[Rows from a figure dataset]
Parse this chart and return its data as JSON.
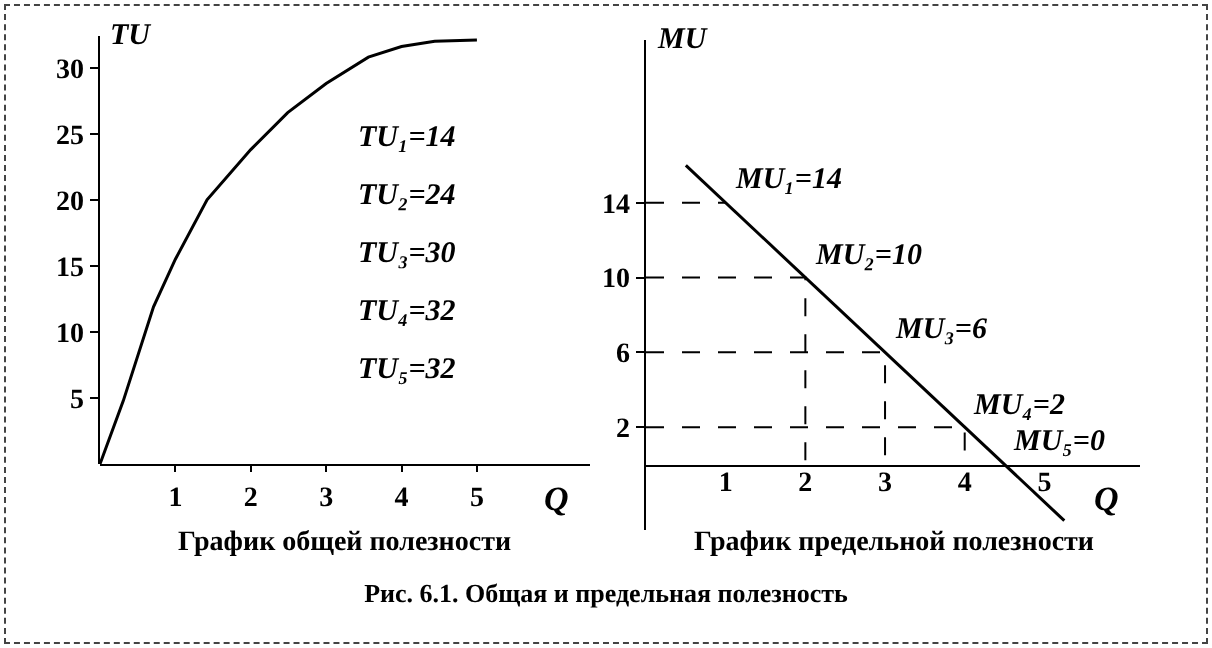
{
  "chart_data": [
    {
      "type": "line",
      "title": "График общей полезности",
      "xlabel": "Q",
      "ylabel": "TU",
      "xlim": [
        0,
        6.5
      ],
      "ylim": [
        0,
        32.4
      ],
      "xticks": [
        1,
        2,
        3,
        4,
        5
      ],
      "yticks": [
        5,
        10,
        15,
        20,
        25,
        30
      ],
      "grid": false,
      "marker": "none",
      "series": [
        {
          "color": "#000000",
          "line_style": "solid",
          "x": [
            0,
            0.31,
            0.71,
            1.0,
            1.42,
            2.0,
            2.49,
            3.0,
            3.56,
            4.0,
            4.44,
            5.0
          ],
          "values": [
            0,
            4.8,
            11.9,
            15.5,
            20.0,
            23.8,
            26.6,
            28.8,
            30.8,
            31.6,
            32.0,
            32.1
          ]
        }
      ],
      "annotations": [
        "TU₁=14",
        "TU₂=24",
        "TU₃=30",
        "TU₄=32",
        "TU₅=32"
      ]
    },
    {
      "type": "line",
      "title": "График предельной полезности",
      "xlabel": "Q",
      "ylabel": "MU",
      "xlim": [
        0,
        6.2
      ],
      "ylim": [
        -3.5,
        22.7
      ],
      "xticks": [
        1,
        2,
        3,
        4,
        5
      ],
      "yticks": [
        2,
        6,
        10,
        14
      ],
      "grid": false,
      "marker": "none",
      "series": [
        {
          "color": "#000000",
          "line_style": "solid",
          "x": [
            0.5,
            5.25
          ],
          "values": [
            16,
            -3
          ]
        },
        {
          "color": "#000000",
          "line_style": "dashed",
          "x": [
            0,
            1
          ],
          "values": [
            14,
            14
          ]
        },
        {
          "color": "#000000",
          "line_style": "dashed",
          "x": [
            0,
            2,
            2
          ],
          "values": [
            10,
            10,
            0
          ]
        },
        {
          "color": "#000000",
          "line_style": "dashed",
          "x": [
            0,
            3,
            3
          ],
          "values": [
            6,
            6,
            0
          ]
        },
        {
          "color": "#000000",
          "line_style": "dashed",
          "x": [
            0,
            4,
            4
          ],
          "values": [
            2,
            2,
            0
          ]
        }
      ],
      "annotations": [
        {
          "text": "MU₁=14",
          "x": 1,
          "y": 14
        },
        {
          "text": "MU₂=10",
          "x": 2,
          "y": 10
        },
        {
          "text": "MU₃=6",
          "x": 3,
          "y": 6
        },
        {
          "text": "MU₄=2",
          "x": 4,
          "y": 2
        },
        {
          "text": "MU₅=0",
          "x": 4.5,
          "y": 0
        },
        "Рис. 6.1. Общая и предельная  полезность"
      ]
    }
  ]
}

...

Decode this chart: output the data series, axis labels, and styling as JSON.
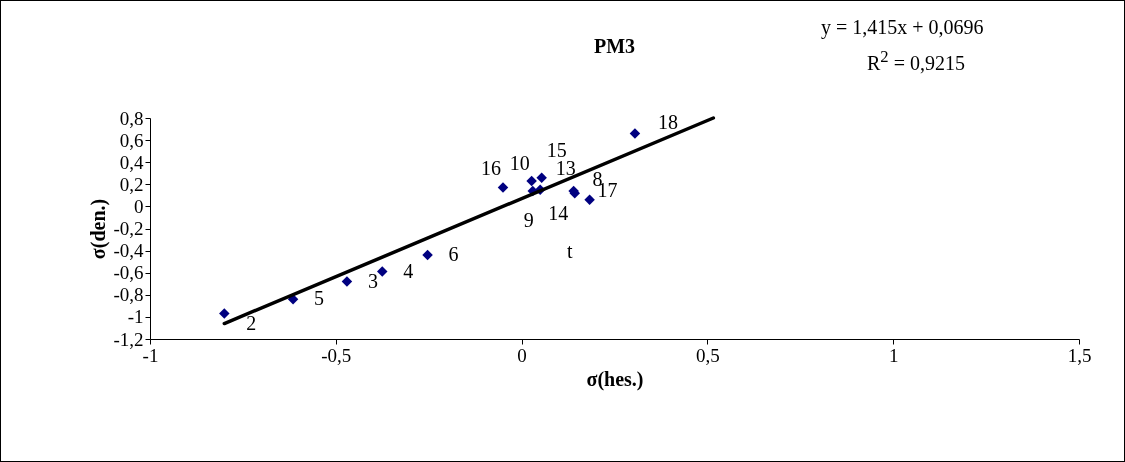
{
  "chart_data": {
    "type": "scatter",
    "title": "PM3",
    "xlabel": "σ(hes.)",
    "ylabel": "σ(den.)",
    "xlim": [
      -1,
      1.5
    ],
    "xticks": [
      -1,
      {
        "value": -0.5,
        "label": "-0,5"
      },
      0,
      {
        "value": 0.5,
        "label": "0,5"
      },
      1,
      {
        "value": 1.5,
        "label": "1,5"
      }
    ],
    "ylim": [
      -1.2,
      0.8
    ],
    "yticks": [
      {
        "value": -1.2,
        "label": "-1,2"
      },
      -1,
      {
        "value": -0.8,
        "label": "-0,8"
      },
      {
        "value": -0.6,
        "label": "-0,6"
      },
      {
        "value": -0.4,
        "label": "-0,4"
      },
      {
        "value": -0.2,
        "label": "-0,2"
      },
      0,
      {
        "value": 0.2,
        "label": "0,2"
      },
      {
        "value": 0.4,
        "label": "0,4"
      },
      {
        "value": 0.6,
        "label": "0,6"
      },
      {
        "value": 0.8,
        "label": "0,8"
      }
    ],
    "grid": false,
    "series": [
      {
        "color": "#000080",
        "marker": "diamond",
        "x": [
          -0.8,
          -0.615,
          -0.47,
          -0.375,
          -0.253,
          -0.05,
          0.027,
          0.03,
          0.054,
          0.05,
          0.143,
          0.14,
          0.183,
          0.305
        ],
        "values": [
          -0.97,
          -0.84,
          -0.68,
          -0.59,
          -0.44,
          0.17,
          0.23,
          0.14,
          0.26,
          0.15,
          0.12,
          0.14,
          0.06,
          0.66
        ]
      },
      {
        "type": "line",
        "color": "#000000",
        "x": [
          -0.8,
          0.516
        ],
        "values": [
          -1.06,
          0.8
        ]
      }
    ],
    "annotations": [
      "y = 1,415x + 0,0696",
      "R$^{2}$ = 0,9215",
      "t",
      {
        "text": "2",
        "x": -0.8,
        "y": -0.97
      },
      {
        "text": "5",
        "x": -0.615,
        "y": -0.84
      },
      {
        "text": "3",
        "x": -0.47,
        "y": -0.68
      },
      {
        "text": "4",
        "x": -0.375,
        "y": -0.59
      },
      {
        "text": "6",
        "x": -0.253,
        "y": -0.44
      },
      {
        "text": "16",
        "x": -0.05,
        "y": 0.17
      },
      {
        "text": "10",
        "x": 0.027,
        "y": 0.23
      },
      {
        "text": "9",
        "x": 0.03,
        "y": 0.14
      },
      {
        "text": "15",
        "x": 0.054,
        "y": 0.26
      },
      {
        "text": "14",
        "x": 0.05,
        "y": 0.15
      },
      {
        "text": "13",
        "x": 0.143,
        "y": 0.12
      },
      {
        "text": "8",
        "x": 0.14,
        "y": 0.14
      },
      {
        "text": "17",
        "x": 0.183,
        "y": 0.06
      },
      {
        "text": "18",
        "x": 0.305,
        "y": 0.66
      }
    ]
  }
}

# Short problem
Where a line holds the string "this", copy that line.

# Written answer
Parse this chart and return its data as JSON.
Decode this chart: output the data series, axis labels, and styling as JSON.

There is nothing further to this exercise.